Return the listing below verbatim. Pictures do not belong in the copy.

DATASET EXTRACT:
>> begin
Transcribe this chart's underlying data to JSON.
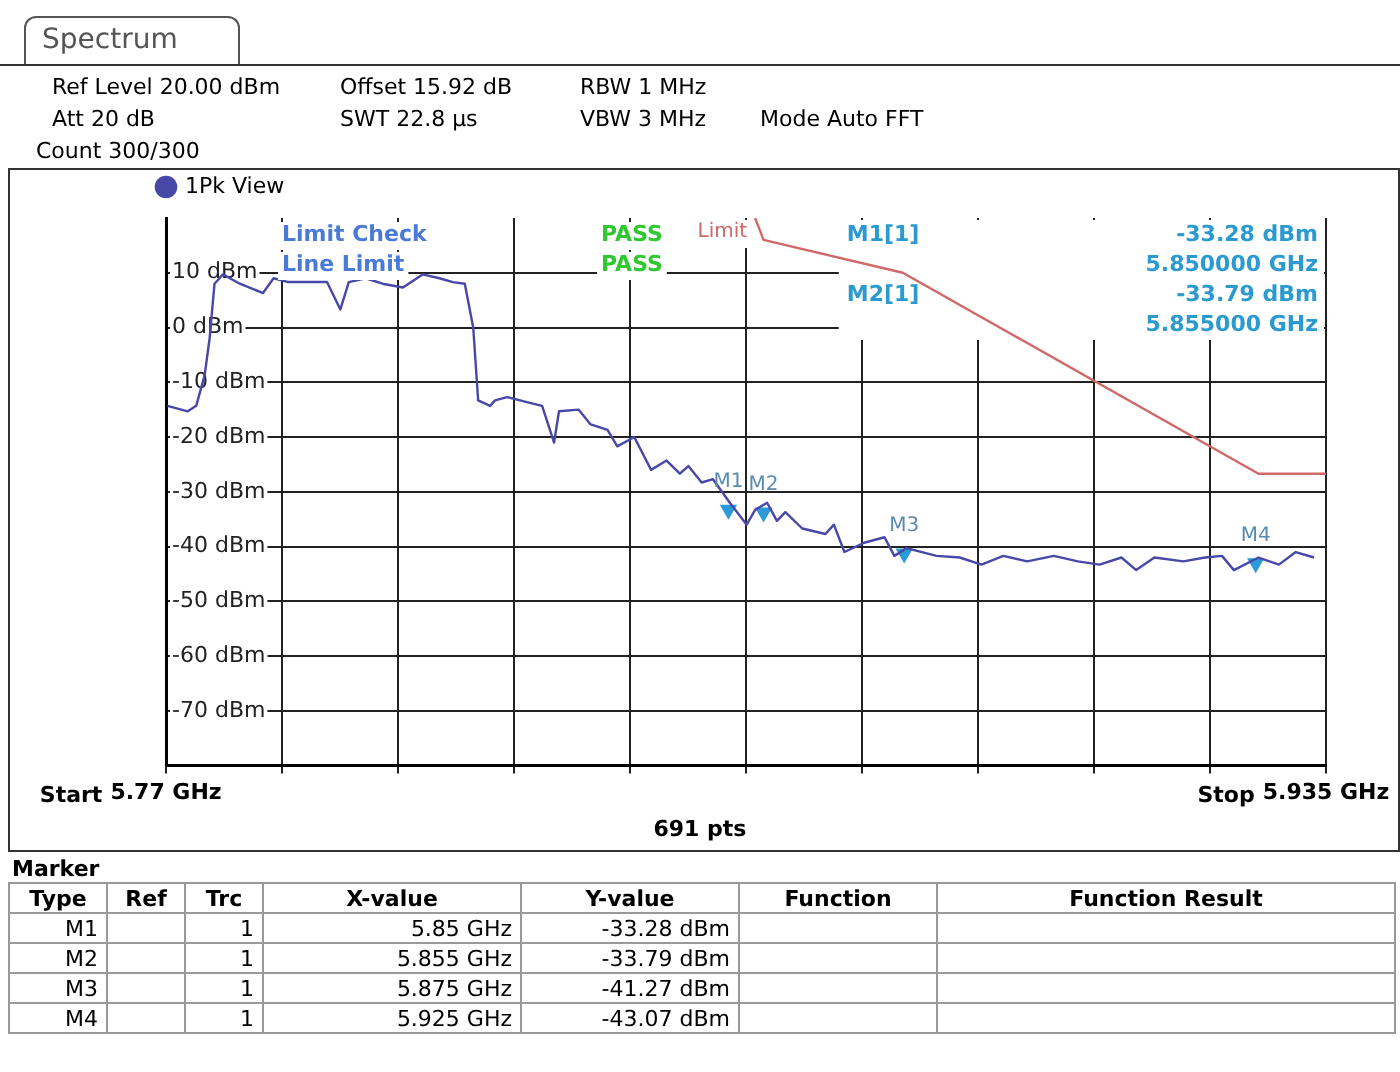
{
  "chart_data": {
    "type": "line",
    "title": "Spectrum",
    "xlim": [
      5.77,
      5.935
    ],
    "xticks": [
      {
        "value": 5.77,
        "label": "5.77 GHz"
      },
      {
        "value": 5.7865,
        "label": null
      },
      {
        "value": 5.803,
        "label": null
      },
      {
        "value": 5.8195,
        "label": null
      },
      {
        "value": 5.836,
        "label": null
      },
      {
        "value": 5.8525,
        "label": null
      },
      {
        "value": 5.869,
        "label": null
      },
      {
        "value": 5.8855,
        "label": null
      },
      {
        "value": 5.902,
        "label": null
      },
      {
        "value": 5.9185,
        "label": null
      },
      {
        "value": 5.935,
        "label": "5.935 GHz"
      }
    ],
    "ylim": [
      -80,
      20
    ],
    "yticks": [
      {
        "value": 10,
        "label": "10 dBm"
      },
      {
        "value": 0,
        "label": "0 dBm"
      },
      {
        "value": -10,
        "label": "-10 dBm"
      },
      {
        "value": -20,
        "label": "-20 dBm"
      },
      {
        "value": -30,
        "label": "-30 dBm"
      },
      {
        "value": -40,
        "label": "-40 dBm"
      },
      {
        "value": -50,
        "label": "-50 dBm"
      },
      {
        "value": -60,
        "label": "-60 dBm"
      },
      {
        "value": -70,
        "label": "-70 dBm"
      }
    ],
    "grid": true,
    "legend": "top left",
    "marker": "none",
    "series": [
      {
        "name": "1Pk View",
        "color": "#4848a8",
        "x": [
          5.7702,
          5.7731,
          5.7743,
          5.7755,
          5.7762,
          5.7769,
          5.7781,
          5.7805,
          5.7838,
          5.7853,
          5.7874,
          5.7905,
          5.7929,
          5.7948,
          5.796,
          5.7984,
          5.8008,
          5.8037,
          5.8065,
          5.8089,
          5.8108,
          5.8125,
          5.8137,
          5.8144,
          5.8161,
          5.8168,
          5.8185,
          5.8216,
          5.8235,
          5.8252,
          5.8259,
          5.8287,
          5.8304,
          5.8328,
          5.8342,
          5.8366,
          5.839,
          5.8412,
          5.8431,
          5.8443,
          5.8462,
          5.8478,
          5.8502,
          5.8526,
          5.8538,
          5.8555,
          5.8569,
          5.8581,
          5.8605,
          5.8638,
          5.865,
          5.8665,
          5.8693,
          5.8722,
          5.8736,
          5.8753,
          5.8796,
          5.8829,
          5.886,
          5.8891,
          5.8925,
          5.8963,
          5.8997,
          5.9028,
          5.9059,
          5.908,
          5.9106,
          5.9147,
          5.9178,
          5.9202,
          5.9219,
          5.9254,
          5.9283,
          5.9307,
          5.9333
        ],
        "values": [
          -14.3,
          -15.3,
          -14.3,
          -8.7,
          -2,
          8,
          9.7,
          8,
          6.3,
          9,
          8.3,
          8.3,
          8.3,
          3.3,
          8.3,
          9,
          8,
          7.3,
          9.7,
          9,
          8.3,
          8,
          0,
          -13.3,
          -14.3,
          -13.3,
          -12.7,
          -13.7,
          -14.3,
          -21,
          -15.3,
          -15,
          -17.7,
          -18.7,
          -21.7,
          -20,
          -26,
          -24.3,
          -26.7,
          -25.3,
          -28.3,
          -27.7,
          -32,
          -36,
          -33.3,
          -32,
          -35.3,
          -33.7,
          -36.7,
          -37.7,
          -36,
          -41,
          -39.3,
          -38.3,
          -41.7,
          -40.3,
          -41.7,
          -42,
          -43.3,
          -41.7,
          -42.7,
          -41.7,
          -42.7,
          -43.3,
          -42,
          -44.3,
          -42,
          -42.7,
          -42,
          -41.7,
          -44.3,
          -42,
          -43.3,
          -41,
          -42
        ]
      },
      {
        "name": "Limit",
        "color": "#d06868",
        "x": [
          5.8538,
          5.855,
          5.8748,
          5.9254,
          5.935
        ],
        "values": [
          20,
          16,
          10,
          -26.7,
          -26.7
        ]
      },
      {
        "type": "scatter",
        "color": "#2a9ad8",
        "marker": "triangle",
        "x": [
          5.85,
          5.855,
          5.875,
          5.925
        ],
        "values": [
          -33.28,
          -33.79,
          -41.27,
          -43.07
        ],
        "value_labels": [
          "M1",
          "M2",
          "M3",
          "M4"
        ]
      }
    ],
    "annotations": [
      "Ref Level 20.00 dBm",
      "Offset 15.92 dB",
      "RBW 1 MHz",
      "Att 20 dB",
      "SWT 22.8 µs",
      "VBW 3 MHz",
      "Mode Auto FFT",
      "Count 300/300",
      "691 pts",
      "M1[1]",
      "-33.28 dBm",
      "5.850000 GHz",
      "M2[1]",
      "-33.79 dBm",
      "5.855000 GHz",
      "Limit Check",
      "PASS",
      "Line Limit",
      "PASS",
      "Marker",
      "Type",
      "Ref",
      "Trc",
      "X-value",
      "Y-value",
      "Function",
      "Function Result",
      "M1",
      "1",
      "5.85 GHz",
      "-33.28 dBm",
      "M2",
      "1",
      "5.855 GHz",
      "-33.79 dBm",
      "M3",
      "1",
      "5.875 GHz",
      "-41.27 dBm",
      "M4",
      "1",
      "5.925 GHz",
      "-43.07 dBm",
      "Start",
      "Stop"
    ]
  }
}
>> end
THE COMPLETED TASK:
Transcribe this chart's underlying data to JSON.
{
  "chart_data": {
    "type": "line",
    "title": "Spectrum",
    "xlim": [
      5.77,
      5.935
    ],
    "xticks": [
      {
        "value": 5.77,
        "label": "5.77 GHz"
      },
      {
        "value": 5.7865,
        "label": null
      },
      {
        "value": 5.803,
        "label": null
      },
      {
        "value": 5.8195,
        "label": null
      },
      {
        "value": 5.836,
        "label": null
      },
      {
        "value": 5.8525,
        "label": null
      },
      {
        "value": 5.869,
        "label": null
      },
      {
        "value": 5.8855,
        "label": null
      },
      {
        "value": 5.902,
        "label": null
      },
      {
        "value": 5.9185,
        "label": null
      },
      {
        "value": 5.935,
        "label": "5.935 GHz"
      }
    ],
    "ylim": [
      -80,
      20
    ],
    "yticks": [
      {
        "value": 10,
        "label": "10 dBm"
      },
      {
        "value": 0,
        "label": "0 dBm"
      },
      {
        "value": -10,
        "label": "-10 dBm"
      },
      {
        "value": -20,
        "label": "-20 dBm"
      },
      {
        "value": -30,
        "label": "-30 dBm"
      },
      {
        "value": -40,
        "label": "-40 dBm"
      },
      {
        "value": -50,
        "label": "-50 dBm"
      },
      {
        "value": -60,
        "label": "-60 dBm"
      },
      {
        "value": -70,
        "label": "-70 dBm"
      }
    ],
    "grid": true,
    "legend": "top left",
    "marker": "none",
    "series": [
      {
        "name": "1Pk View",
        "color": "#4848a8",
        "x": [
          5.7702,
          5.7731,
          5.7743,
          5.7755,
          5.7762,
          5.7769,
          5.7781,
          5.7805,
          5.7838,
          5.7853,
          5.7874,
          5.7905,
          5.7929,
          5.7948,
          5.796,
          5.7984,
          5.8008,
          5.8037,
          5.8065,
          5.8089,
          5.8108,
          5.8125,
          5.8137,
          5.8144,
          5.8161,
          5.8168,
          5.8185,
          5.8216,
          5.8235,
          5.8252,
          5.8259,
          5.8287,
          5.8304,
          5.8328,
          5.8342,
          5.8366,
          5.839,
          5.8412,
          5.8431,
          5.8443,
          5.8462,
          5.8478,
          5.8502,
          5.8526,
          5.8538,
          5.8555,
          5.8569,
          5.8581,
          5.8605,
          5.8638,
          5.865,
          5.8665,
          5.8693,
          5.8722,
          5.8736,
          5.8753,
          5.8796,
          5.8829,
          5.886,
          5.8891,
          5.8925,
          5.8963,
          5.8997,
          5.9028,
          5.9059,
          5.908,
          5.9106,
          5.9147,
          5.9178,
          5.9202,
          5.9219,
          5.9254,
          5.9283,
          5.9307,
          5.9333
        ],
        "values": [
          -14.3,
          -15.3,
          -14.3,
          -8.7,
          -2,
          8,
          9.7,
          8,
          6.3,
          9,
          8.3,
          8.3,
          8.3,
          3.3,
          8.3,
          9,
          8,
          7.3,
          9.7,
          9,
          8.3,
          8,
          0,
          -13.3,
          -14.3,
          -13.3,
          -12.7,
          -13.7,
          -14.3,
          -21,
          -15.3,
          -15,
          -17.7,
          -18.7,
          -21.7,
          -20,
          -26,
          -24.3,
          -26.7,
          -25.3,
          -28.3,
          -27.7,
          -32,
          -36,
          -33.3,
          -32,
          -35.3,
          -33.7,
          -36.7,
          -37.7,
          -36,
          -41,
          -39.3,
          -38.3,
          -41.7,
          -40.3,
          -41.7,
          -42,
          -43.3,
          -41.7,
          -42.7,
          -41.7,
          -42.7,
          -43.3,
          -42,
          -44.3,
          -42,
          -42.7,
          -42,
          -41.7,
          -44.3,
          -42,
          -43.3,
          -41,
          -42
        ]
      },
      {
        "name": "Limit",
        "color": "#d06868",
        "x": [
          5.8538,
          5.855,
          5.8748,
          5.9254,
          5.935
        ],
        "values": [
          20,
          16,
          10,
          -26.7,
          -26.7
        ]
      },
      {
        "type": "scatter",
        "color": "#2a9ad8",
        "marker": "triangle",
        "x": [
          5.85,
          5.855,
          5.875,
          5.925
        ],
        "values": [
          -33.28,
          -33.79,
          -41.27,
          -43.07
        ],
        "value_labels": [
          "M1",
          "M2",
          "M3",
          "M4"
        ]
      }
    ],
    "annotations": [
      "Ref Level 20.00 dBm",
      "Offset 15.92 dB",
      "RBW 1 MHz",
      "Att 20 dB",
      "SWT 22.8 µs",
      "VBW 3 MHz",
      "Mode Auto FFT",
      "Count 300/300",
      "691 pts",
      "M1[1]",
      "-33.28 dBm",
      "5.850000 GHz",
      "M2[1]",
      "-33.79 dBm",
      "5.855000 GHz",
      "Limit Check",
      "PASS",
      "Line Limit",
      "PASS",
      "Marker",
      "Type",
      "Ref",
      "Trc",
      "X-value",
      "Y-value",
      "Function",
      "Function Result",
      "M1",
      "1",
      "5.85 GHz",
      "-33.28 dBm",
      "M2",
      "1",
      "5.855 GHz",
      "-33.79 dBm",
      "M3",
      "1",
      "5.875 GHz",
      "-41.27 dBm",
      "M4",
      "1",
      "5.925 GHz",
      "-43.07 dBm",
      "Start",
      "Stop"
    ]
  }
}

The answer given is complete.